** start Stored rows **

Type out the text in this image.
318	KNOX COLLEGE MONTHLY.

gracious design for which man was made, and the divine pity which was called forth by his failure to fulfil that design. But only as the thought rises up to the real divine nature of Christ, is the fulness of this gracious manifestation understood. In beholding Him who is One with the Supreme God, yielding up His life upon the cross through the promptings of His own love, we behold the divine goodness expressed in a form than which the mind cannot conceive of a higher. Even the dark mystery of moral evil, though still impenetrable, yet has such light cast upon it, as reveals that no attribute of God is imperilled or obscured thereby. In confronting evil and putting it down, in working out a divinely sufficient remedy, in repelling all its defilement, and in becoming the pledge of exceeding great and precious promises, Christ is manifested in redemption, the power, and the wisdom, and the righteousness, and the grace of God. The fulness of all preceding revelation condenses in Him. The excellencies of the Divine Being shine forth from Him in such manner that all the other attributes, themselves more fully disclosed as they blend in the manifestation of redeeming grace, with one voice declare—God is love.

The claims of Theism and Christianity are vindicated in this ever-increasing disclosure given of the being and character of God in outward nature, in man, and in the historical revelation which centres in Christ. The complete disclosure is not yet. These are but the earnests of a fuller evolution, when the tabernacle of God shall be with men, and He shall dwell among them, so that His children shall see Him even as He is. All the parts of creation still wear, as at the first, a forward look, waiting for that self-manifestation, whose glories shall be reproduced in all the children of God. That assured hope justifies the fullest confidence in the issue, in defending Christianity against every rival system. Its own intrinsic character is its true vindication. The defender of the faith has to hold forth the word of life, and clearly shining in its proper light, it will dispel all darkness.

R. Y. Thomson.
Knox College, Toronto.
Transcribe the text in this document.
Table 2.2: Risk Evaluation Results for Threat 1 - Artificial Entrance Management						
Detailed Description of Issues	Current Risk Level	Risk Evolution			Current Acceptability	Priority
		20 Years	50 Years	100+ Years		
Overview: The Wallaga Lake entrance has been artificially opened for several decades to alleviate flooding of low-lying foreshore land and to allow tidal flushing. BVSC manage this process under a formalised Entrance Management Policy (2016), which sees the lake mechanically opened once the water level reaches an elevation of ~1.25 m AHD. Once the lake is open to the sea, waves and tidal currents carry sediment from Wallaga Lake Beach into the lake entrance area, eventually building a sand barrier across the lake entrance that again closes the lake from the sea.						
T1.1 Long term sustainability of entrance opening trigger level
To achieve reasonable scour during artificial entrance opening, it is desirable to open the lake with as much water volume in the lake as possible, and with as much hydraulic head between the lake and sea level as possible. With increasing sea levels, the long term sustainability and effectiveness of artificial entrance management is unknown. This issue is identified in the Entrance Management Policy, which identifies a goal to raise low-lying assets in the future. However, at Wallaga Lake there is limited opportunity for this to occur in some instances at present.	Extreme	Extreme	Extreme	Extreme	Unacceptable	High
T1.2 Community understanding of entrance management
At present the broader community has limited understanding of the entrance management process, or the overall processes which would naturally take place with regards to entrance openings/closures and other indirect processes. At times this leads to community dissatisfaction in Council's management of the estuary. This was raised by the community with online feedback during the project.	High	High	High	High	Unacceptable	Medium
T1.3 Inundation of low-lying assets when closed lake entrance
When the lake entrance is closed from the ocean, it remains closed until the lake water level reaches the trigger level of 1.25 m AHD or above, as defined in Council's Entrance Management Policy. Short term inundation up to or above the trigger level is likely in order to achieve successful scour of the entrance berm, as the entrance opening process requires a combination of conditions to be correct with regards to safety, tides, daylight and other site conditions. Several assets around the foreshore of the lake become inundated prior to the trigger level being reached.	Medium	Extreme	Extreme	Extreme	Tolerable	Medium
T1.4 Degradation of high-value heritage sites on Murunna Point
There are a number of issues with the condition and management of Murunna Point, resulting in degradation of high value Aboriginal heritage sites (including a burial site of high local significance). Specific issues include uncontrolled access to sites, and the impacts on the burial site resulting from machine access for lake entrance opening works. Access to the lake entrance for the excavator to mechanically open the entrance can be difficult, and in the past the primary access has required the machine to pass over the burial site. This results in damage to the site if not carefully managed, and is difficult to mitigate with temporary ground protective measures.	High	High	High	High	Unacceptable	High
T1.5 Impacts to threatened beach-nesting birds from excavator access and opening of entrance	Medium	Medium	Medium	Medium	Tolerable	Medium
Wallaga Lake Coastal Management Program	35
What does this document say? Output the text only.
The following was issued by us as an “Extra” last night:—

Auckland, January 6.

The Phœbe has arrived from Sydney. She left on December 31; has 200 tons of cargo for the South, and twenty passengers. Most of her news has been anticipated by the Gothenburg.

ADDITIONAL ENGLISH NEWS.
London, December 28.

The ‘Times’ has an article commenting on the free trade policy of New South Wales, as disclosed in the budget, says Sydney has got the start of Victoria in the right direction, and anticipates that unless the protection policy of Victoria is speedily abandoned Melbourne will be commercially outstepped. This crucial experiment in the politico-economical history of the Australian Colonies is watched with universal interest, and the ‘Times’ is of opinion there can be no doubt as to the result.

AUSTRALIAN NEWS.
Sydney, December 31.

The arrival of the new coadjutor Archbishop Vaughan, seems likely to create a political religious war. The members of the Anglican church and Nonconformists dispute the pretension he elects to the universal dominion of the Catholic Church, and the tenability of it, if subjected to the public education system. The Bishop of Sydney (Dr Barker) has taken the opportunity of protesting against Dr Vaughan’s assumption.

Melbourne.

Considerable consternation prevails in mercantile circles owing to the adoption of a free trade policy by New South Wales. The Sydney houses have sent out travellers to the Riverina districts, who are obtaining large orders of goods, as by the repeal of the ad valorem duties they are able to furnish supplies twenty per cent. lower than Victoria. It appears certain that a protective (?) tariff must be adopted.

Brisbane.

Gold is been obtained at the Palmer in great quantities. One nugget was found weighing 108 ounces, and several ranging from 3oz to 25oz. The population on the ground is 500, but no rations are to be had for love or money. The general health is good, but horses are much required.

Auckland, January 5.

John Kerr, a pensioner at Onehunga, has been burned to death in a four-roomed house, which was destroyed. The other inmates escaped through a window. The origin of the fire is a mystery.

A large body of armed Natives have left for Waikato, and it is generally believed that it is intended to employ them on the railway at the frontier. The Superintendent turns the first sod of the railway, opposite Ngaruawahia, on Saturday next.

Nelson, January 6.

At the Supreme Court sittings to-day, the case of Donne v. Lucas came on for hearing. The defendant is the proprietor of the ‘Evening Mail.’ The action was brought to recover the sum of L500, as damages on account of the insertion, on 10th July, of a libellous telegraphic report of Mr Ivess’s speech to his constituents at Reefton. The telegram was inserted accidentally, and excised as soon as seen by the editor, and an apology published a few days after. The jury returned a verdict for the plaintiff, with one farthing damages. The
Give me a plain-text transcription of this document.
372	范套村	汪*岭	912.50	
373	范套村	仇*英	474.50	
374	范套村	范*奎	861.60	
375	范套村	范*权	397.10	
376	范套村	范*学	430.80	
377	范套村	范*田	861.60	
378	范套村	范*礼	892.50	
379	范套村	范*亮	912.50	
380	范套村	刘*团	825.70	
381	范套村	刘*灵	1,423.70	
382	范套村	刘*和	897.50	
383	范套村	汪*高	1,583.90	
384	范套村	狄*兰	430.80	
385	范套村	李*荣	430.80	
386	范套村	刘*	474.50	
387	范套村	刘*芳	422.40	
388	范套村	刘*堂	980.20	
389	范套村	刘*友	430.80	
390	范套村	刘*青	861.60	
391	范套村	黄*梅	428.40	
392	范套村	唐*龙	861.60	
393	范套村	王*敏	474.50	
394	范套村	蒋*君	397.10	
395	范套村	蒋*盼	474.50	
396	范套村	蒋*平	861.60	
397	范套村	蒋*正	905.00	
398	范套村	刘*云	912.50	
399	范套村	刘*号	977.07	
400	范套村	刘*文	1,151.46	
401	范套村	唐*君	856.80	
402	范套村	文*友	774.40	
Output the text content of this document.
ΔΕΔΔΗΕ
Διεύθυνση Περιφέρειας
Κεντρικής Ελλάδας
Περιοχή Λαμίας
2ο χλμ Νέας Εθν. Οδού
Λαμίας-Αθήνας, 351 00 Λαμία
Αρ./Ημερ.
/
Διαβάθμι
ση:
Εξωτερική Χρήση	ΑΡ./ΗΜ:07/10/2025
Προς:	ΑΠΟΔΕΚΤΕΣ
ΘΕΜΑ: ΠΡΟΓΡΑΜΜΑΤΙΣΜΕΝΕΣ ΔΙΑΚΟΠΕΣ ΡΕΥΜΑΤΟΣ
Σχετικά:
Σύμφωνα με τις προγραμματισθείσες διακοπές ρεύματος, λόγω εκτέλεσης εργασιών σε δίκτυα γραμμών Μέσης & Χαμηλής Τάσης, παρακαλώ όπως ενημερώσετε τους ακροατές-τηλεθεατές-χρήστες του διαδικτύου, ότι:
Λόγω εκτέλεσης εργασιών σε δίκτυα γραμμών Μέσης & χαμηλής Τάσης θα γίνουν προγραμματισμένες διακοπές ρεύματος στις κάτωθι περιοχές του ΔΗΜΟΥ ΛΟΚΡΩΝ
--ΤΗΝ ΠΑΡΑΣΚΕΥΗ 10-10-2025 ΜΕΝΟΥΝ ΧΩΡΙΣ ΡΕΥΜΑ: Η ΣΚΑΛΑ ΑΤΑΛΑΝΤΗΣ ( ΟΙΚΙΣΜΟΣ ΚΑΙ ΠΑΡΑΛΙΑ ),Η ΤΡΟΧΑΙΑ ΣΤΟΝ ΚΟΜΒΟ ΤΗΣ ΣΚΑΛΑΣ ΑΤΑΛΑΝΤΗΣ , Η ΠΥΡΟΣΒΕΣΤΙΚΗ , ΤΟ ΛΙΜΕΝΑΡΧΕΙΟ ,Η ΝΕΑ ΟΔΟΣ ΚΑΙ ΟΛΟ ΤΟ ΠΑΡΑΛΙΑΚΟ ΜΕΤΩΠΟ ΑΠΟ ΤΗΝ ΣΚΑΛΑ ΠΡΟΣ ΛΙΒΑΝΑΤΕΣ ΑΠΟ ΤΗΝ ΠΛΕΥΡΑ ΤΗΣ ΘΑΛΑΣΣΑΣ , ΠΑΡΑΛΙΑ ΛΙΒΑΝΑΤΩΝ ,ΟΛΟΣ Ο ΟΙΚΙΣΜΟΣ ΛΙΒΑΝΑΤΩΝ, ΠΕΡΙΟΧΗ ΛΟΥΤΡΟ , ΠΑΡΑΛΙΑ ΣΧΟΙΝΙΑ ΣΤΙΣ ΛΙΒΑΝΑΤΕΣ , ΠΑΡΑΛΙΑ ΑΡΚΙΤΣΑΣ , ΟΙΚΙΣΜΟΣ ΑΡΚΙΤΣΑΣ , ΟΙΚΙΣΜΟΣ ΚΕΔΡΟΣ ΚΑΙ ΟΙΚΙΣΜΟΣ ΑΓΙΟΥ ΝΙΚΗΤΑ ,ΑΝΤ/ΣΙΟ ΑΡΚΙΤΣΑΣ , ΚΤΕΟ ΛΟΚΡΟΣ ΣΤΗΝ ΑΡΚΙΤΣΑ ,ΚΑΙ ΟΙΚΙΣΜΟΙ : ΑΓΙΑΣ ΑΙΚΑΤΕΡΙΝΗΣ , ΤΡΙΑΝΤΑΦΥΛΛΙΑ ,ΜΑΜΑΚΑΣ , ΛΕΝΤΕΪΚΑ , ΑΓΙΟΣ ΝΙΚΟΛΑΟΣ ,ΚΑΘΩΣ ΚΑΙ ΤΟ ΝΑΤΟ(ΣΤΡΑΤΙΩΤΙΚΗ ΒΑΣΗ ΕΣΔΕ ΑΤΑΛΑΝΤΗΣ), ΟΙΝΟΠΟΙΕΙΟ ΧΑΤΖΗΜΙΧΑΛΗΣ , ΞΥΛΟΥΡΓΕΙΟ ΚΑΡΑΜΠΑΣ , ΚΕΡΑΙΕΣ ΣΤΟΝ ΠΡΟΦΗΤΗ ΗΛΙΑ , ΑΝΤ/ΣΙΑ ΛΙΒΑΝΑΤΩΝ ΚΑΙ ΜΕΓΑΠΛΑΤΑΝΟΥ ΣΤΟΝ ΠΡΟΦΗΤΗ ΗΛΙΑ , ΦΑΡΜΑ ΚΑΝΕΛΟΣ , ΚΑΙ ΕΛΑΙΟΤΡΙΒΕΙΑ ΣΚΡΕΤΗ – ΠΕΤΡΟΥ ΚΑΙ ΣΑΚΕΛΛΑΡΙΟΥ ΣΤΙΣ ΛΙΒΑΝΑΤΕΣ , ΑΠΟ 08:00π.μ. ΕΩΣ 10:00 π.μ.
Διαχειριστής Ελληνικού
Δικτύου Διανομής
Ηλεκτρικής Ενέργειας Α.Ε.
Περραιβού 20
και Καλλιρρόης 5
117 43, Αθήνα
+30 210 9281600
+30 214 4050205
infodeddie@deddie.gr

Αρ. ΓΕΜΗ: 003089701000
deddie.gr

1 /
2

** end Stored rows **

◆ **Stated problem**
Find all lines with "trigger" in them and copy each one.

◆ **Expected output**
T1.1 Long term sustainability of entrance opening trigger level
When the lake entrance is closed from the ocean, it remains closed until the lake water level reaches the trigger level of 1.25 m AHD or above, as defined in Council's Entrance Management Policy. Short term inundation up to or above the trigger level is likely in order to achieve successful scour of the entrance berm, as the entrance opening process requires a combination of conditions to be correct with regards to safety, tides, daylight and other site conditions. Several assets around the foreshore of the lake become inundated prior to the trigger level being reached.	Medium	Extreme	Extreme	Extreme	Tolerable	Medium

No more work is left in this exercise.